Records for the task —
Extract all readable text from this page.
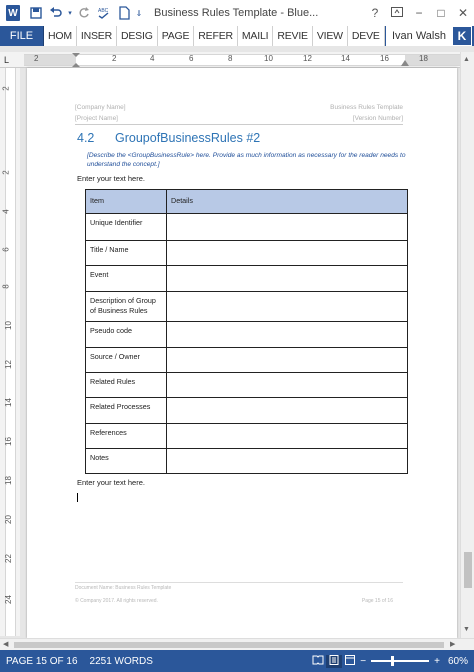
W	▾	ABC	⇓ Business Rules Template - Blue...	?	−	□	✕
FILE	HOM INSER DESIG PAGE REFER MAILI REVIE VIEW DEVE	Ivan Walsh K
L	2	2	4	6	8	10	12	14	16	18
2
2
4
6
8
10
12
14
16
18
20
22
24
[Company Name]
[Project Name]
Business Rules Template
[Version Number]
4.2 GroupofBusinessRules #2
[Describe the <GroupBusinessRule> here. Provide as much information as necessary for the reader needs to understand the concept.]
Enter your text here.
Item	Details
Unique Identifier	
Title / Name	
Event	
Description of Group of Business Rules	
Pseudo code	
Source / Owner	
Related Rules	
Related Processes	
References	
Notes	
Enter your text here.
Document Name: Business Rules Template
© Company 2017. All rights reserved.	Page 15 of 16
▲
▼
◀	▶
PAGE 15 OF 16	2251 WORDS	−	+ 60%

Aim of the exercise — Repeat each line of the records above exactly, but do not copy the pictures.

The result —
Extract all readable text from this page.
W	▾	ABC	⇓ Business Rules Template - Blue...	?	−	□	✕
FILE	HOM INSER DESIG PAGE REFER MAILI REVIE VIEW DEVE	Ivan Walsh K
L	2	2	4	6	8	10	12	14	16	18
2
2
4
6
8
10
12
14
16
18
20
22
24
[Company Name]
[Project Name]
Business Rules Template
[Version Number]
4.2 GroupofBusinessRules #2
[Describe the <GroupBusinessRule> here. Provide as much information as necessary for the reader needs to understand the concept.]
Enter your text here.
Item	Details
Unique Identifier	
Title / Name	
Event	
Description of Group of Business Rules	
Pseudo code	
Source / Owner	
Related Rules	
Related Processes	
References	
Notes	
Enter your text here.
Document Name: Business Rules Template
© Company 2017. All rights reserved.	Page 15 of 16
▲
▼
◀	▶
PAGE 15 OF 16	2251 WORDS	−	+ 60%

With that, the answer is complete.